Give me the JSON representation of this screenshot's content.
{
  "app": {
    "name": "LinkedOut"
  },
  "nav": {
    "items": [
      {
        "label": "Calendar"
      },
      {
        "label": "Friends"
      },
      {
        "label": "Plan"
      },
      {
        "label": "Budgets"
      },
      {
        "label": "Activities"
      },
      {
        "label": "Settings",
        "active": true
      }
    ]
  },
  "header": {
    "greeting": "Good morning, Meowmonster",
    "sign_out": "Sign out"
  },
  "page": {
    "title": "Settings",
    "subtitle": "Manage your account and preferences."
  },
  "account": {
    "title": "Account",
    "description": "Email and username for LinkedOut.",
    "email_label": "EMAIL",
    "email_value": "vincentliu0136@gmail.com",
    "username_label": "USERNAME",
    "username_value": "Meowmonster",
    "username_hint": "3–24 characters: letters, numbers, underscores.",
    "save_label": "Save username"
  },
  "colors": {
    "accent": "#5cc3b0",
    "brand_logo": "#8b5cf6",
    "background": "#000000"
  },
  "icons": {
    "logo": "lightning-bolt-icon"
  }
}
•••
__WRITTEN INSTRUCTION__
Using the listing above, please repeat every entry exactly.

__RESPONSE BELOW__
Give me the JSON representation of this screenshot's content.
{
  "app": {
    "name": "LinkedOut"
  },
  "nav": {
    "items": [
      {
        "label": "Calendar"
      },
      {
        "label": "Friends"
      },
      {
        "label": "Plan"
      },
      {
        "label": "Budgets"
      },
      {
        "label": "Activities"
      },
      {
        "label": "Settings",
        "active": true
      }
    ]
  },
  "header": {
    "greeting": "Good morning, Meowmonster",
    "sign_out": "Sign out"
  },
  "page": {
    "title": "Settings",
    "subtitle": "Manage your account and preferences."
  },
  "account": {
    "title": "Account",
    "description": "Email and username for LinkedOut.",
    "email_label": "EMAIL",
    "email_value": "vincentliu0136@gmail.com",
    "username_label": "USERNAME",
    "username_value": "Meowmonster",
    "username_hint": "3–24 characters: letters, numbers, underscores.",
    "save_label": "Save username"
  },
  "colors": {
    "accent": "#5cc3b0",
    "brand_logo": "#8b5cf6",
    "background": "#000000"
  },
  "icons": {
    "logo": "lightning-bolt-icon"
  }
}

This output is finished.